Stated exercise> Review the material and extract every line in which the word "trekker" occurs.

Task input>
- - - -

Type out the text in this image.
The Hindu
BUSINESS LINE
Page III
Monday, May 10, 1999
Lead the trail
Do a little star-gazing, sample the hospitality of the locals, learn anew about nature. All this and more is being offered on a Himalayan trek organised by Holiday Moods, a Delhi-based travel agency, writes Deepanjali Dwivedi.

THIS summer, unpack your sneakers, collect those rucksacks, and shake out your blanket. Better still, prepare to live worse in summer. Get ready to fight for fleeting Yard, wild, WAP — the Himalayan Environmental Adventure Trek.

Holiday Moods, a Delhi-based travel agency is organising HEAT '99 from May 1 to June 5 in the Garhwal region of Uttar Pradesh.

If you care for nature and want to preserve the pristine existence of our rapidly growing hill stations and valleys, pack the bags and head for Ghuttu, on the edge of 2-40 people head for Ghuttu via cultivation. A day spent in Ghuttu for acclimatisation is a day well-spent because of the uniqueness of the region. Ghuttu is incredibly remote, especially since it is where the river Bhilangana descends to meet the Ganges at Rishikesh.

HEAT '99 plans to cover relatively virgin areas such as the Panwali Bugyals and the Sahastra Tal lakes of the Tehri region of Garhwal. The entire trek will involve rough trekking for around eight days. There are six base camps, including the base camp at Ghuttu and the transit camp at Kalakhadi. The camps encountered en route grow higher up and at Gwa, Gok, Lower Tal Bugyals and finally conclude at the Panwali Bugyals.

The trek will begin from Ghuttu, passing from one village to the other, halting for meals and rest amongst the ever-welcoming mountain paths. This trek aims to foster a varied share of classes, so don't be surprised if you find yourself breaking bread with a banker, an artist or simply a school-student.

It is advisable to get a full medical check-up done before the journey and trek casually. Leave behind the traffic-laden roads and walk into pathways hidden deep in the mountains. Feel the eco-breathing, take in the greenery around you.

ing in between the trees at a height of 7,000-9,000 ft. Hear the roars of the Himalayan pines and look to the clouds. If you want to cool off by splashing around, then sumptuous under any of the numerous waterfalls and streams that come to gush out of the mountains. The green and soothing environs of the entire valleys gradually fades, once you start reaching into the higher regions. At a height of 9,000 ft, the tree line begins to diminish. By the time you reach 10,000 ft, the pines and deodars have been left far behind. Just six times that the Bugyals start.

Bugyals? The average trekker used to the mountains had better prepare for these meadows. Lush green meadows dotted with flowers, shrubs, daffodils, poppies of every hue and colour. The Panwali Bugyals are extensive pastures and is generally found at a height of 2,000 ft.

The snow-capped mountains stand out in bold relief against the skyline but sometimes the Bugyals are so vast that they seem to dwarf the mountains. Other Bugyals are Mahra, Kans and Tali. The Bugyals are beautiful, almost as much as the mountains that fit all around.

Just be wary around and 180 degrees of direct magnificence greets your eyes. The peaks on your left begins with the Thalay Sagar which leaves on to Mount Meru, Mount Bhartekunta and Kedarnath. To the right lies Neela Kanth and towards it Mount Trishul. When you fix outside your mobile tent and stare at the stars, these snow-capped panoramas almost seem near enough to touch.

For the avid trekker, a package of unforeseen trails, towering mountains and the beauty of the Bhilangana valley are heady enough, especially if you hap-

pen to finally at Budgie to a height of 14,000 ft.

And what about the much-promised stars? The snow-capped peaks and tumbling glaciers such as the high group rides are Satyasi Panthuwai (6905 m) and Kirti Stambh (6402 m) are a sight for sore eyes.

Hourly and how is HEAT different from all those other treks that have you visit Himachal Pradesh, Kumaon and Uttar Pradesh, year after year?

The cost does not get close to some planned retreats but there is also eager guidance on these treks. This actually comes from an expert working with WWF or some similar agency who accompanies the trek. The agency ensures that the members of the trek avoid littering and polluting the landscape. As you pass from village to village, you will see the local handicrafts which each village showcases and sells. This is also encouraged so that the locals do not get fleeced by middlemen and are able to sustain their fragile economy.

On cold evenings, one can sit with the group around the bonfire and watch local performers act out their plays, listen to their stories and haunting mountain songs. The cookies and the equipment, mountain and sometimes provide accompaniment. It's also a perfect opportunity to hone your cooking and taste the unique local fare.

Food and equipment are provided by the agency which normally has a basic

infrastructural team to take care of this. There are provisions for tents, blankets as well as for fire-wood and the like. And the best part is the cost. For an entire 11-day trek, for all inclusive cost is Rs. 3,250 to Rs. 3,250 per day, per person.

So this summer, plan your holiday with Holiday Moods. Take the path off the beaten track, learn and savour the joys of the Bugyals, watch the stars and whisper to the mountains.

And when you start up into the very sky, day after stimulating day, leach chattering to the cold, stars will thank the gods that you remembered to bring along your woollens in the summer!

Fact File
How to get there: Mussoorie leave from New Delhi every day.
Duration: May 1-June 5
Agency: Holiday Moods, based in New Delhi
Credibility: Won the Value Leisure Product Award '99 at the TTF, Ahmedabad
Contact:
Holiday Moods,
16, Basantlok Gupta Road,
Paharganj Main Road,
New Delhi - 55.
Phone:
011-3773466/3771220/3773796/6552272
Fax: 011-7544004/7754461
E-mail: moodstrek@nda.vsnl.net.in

- - - -

Response to the exercise>
Bugyals? The average trekker used to the mountains had better prepare for these meadows. Lush green meadows dotted with flowers, shrubs, daffodils, poppies of every hue and colour. The Panwali Bugyals are extensive pastures and is generally found at a height of 2,000 ft.
For the avid trekker, a package of unforeseen trails, towering mountains and the beauty of the Bhilangana valley are heady enough, especially if you hap-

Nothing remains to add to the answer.